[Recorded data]
==*==
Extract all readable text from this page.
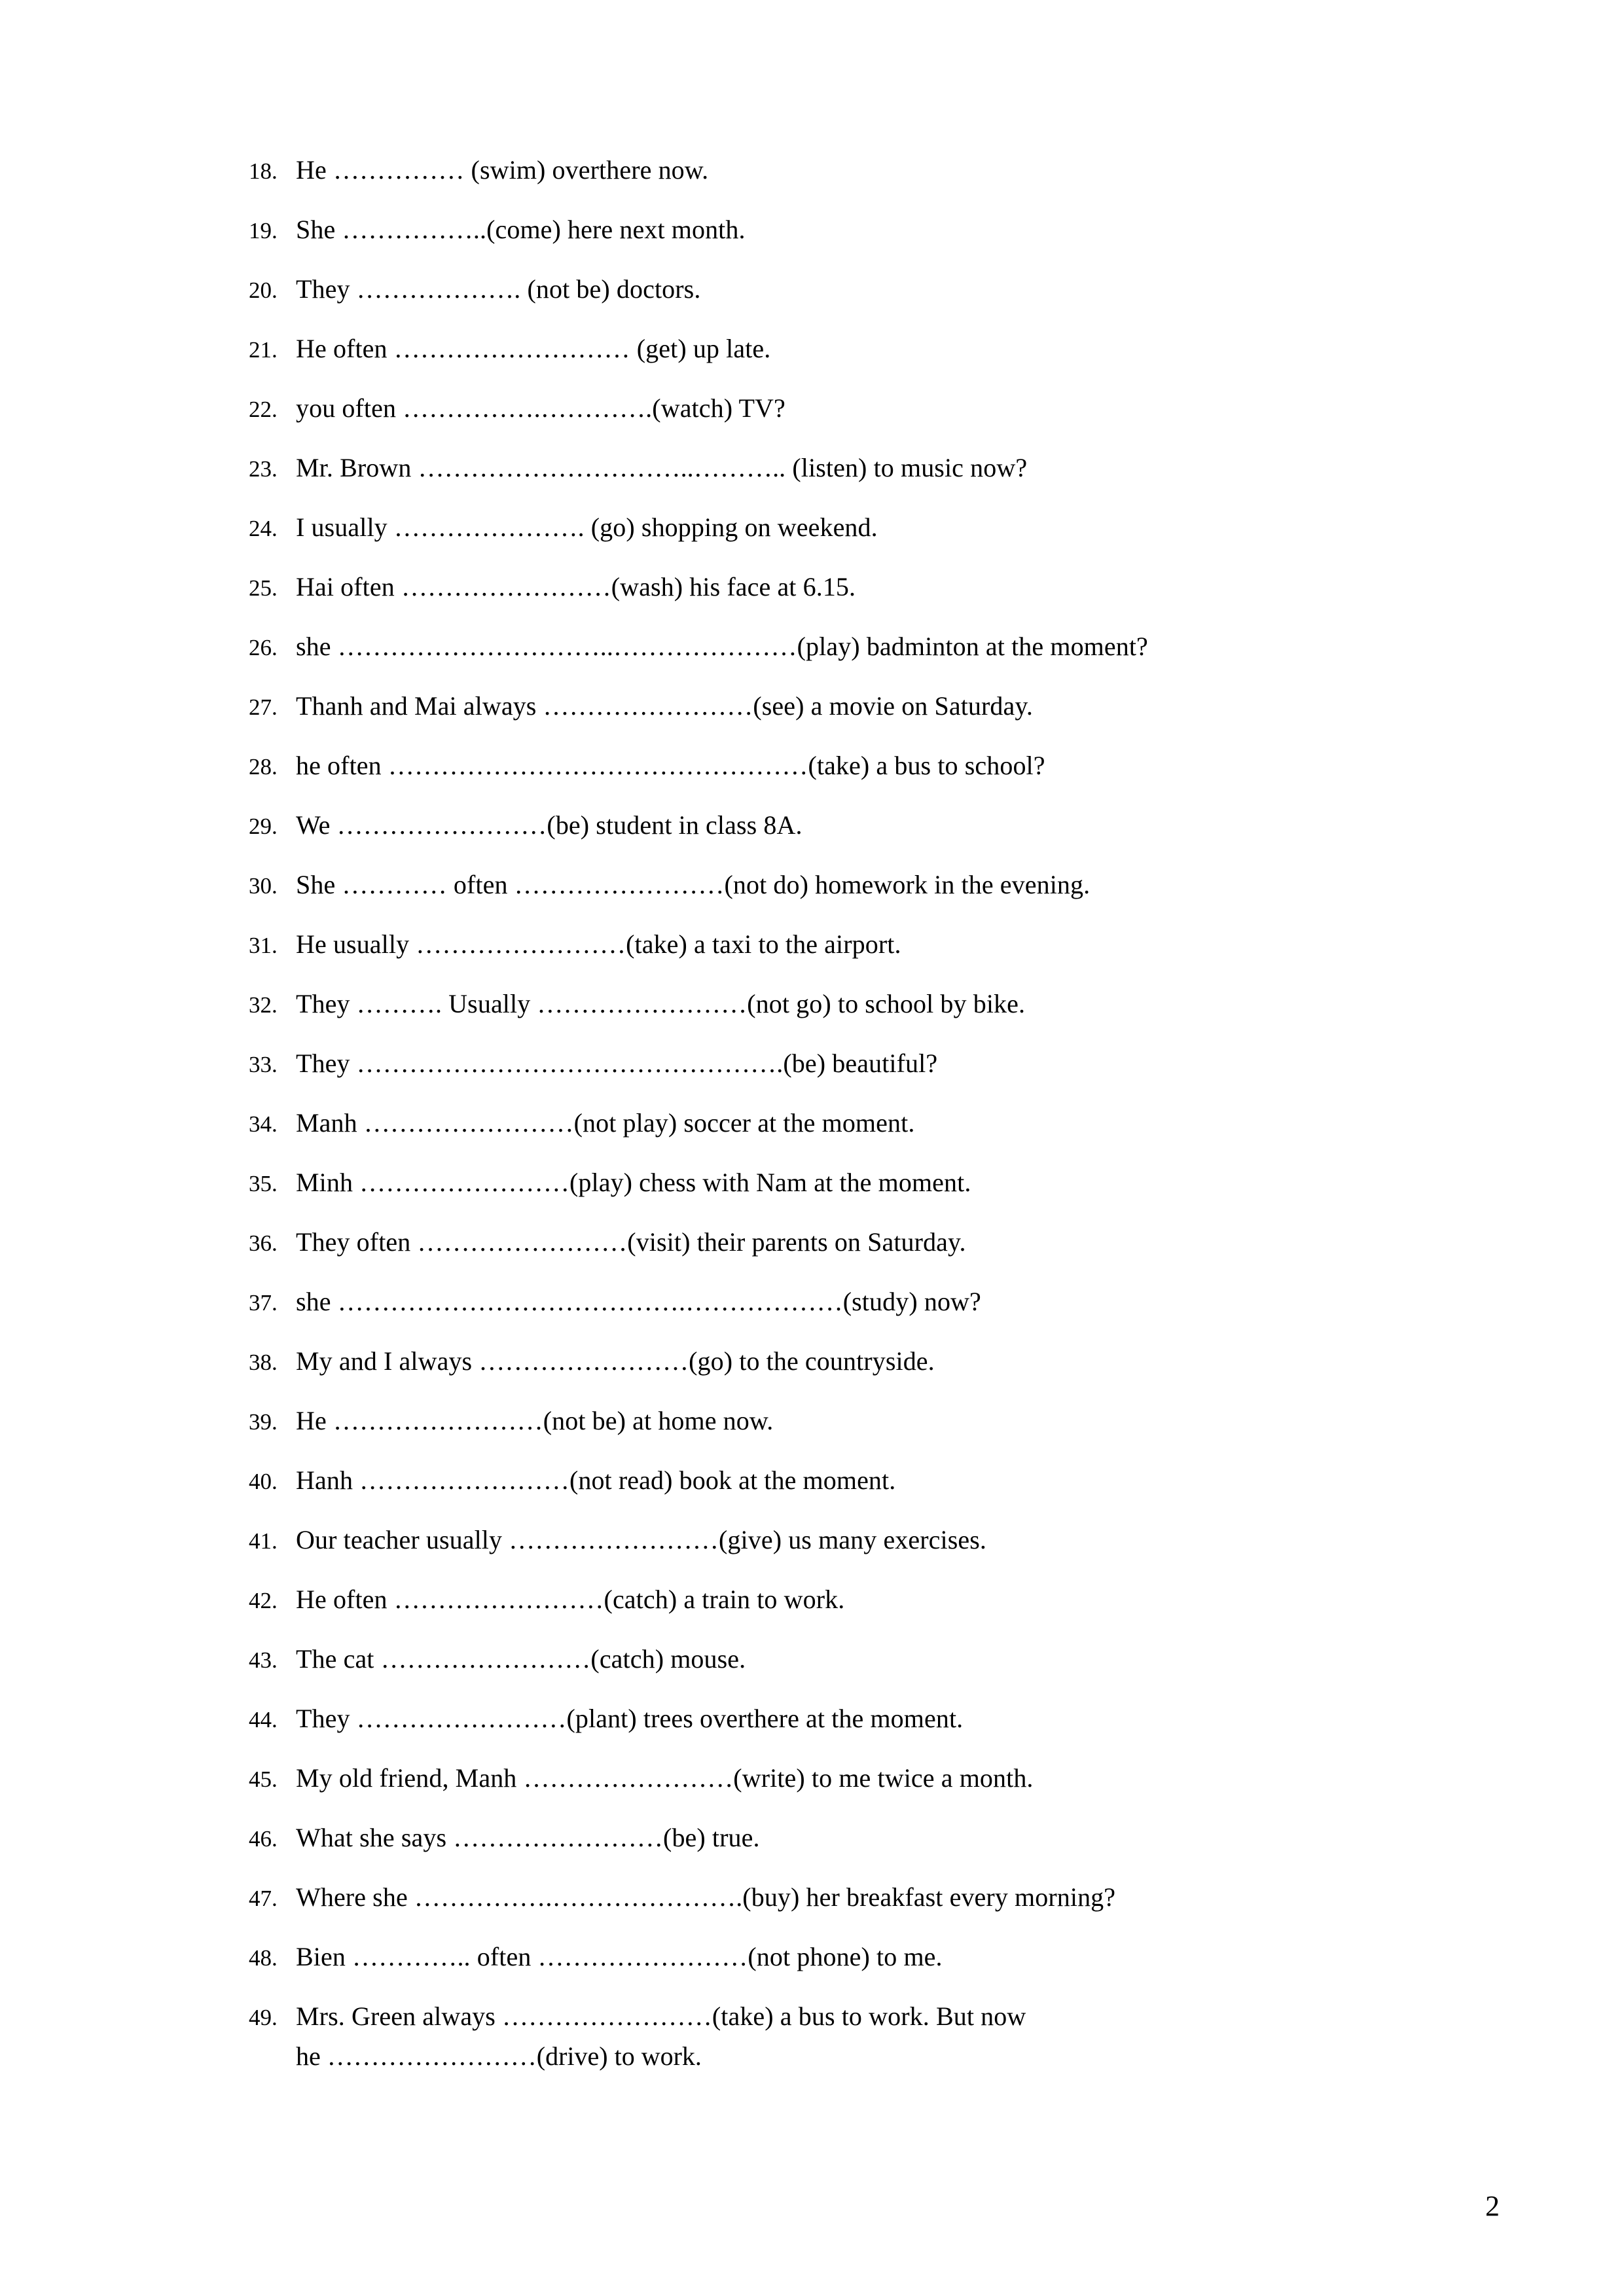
18. He …………… (swim) overthere now.
19. She ……………..(come) here next month.
20. They ………………. (not be) doctors.
21. He often ……………………… (get) up late.
22. you often …………….………….(watch) TV?
23. Mr. Brown …………………………..……….. (listen) to music now?
24. I usually …………………. (go) shopping on weekend.
25. Hai often ……………………(wash) his face at 6.15.
26. she …………………………..…………………(play) badminton at the moment?
27. Thanh and Mai always ……………………(see) a movie on Saturday.
28. he often …………………………………………(take) a bus to school?
29. We ……………………(be) student in class 8A.
30. She ………… often ……………………(not do) homework in the evening.
31. He usually ……………………(take) a taxi to the airport.
32. They ………. Usually ……………………(not go) to school by bike.
33. They ………………………………………….(be) beautiful?
34. Manh ……………………(not play) soccer at the moment.
35. Minh ……………………(play) chess with Nam at the moment.
36. They often ……………………(visit) their parents on Saturday.
37. she ………………………………….………………(study) now?
38. My and I always ……………………(go) to the countryside.
39. He ……………………(not be) at home now.
40. Hanh ……………………(not read) book at the moment.
41. Our teacher usually ……………………(give) us many exercises.
42. He often ……………………(catch) a train to work.
43. The cat ……………………(catch) mouse.
44. They ……………………(plant) trees overthere at the moment.
45. My old friend, Manh ……………………(write) to me twice a month.
46. What she says ……………………(be) true.
47. Where she …………….………………….(buy) her breakfast every morning?
48. Bien ………….. often ……………………(not phone) to me.
49. Mrs. Green always ……………………(take) a bus to work. But now
he ……………………(drive) to work.
2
==*==
Required task:
Take every line that includes the string "catch" and copy it.

Completed task:
42. He often ……………………(catch) a train to work.
43. The cat ……………………(catch) mouse.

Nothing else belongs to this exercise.